— Start DATA ENTRIES —

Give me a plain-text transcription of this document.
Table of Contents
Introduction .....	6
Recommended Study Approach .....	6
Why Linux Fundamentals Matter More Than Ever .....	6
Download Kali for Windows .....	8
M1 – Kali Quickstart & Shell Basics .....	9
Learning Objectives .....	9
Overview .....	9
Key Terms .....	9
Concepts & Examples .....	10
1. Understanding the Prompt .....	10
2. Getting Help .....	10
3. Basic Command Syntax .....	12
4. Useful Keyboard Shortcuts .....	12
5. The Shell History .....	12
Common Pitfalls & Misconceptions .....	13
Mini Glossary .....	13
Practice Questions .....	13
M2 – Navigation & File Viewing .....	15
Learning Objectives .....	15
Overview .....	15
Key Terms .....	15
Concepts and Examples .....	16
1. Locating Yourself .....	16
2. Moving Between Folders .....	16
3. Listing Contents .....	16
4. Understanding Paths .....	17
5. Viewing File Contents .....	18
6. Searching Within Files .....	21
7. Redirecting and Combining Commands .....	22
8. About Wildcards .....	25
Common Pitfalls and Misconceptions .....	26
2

— End DATA ENTRIES —

• [DO THIS]
Return all of the data precisely as it appears.

• [RESPONSE TO THE TASK]
Give me a plain-text transcription of this document.
Table of Contents
Introduction .....	6
Recommended Study Approach .....	6
Why Linux Fundamentals Matter More Than Ever .....	6
Download Kali for Windows .....	8
M1 – Kali Quickstart & Shell Basics .....	9
Learning Objectives .....	9
Overview .....	9
Key Terms .....	9
Concepts & Examples .....	10
1. Understanding the Prompt .....	10
2. Getting Help .....	10
3. Basic Command Syntax .....	12
4. Useful Keyboard Shortcuts .....	12
5. The Shell History .....	12
Common Pitfalls & Misconceptions .....	13
Mini Glossary .....	13
Practice Questions .....	13
M2 – Navigation & File Viewing .....	15
Learning Objectives .....	15
Overview .....	15
Key Terms .....	15
Concepts and Examples .....	16
1. Locating Yourself .....	16
2. Moving Between Folders .....	16
3. Listing Contents .....	16
4. Understanding Paths .....	17
5. Viewing File Contents .....	18
6. Searching Within Files .....	21
7. Redirecting and Combining Commands .....	22
8. About Wildcards .....	25
Common Pitfalls and Misconceptions .....	26
2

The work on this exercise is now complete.